"""

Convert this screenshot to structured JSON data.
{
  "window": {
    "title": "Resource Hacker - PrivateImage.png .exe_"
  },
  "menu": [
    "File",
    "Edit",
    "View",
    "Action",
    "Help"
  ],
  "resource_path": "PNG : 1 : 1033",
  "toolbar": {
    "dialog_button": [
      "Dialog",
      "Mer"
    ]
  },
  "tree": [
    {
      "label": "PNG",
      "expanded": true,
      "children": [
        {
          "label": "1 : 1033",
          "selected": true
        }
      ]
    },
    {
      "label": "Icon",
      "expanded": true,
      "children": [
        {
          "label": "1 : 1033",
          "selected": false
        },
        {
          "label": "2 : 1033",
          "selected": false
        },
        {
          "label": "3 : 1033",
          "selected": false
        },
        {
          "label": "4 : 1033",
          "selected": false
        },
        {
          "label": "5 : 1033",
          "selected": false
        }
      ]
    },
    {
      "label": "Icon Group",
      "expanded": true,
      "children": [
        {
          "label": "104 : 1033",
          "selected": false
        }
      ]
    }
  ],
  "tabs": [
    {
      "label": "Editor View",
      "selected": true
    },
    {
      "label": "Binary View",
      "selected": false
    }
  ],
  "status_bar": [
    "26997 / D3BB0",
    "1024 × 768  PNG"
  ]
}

"""

◆ What you have to do:
From the data above, gather every line that includes the word "View".

◆ Answer to this exercise:
    "View",
      "label": "Editor View",
      "label": "Binary View",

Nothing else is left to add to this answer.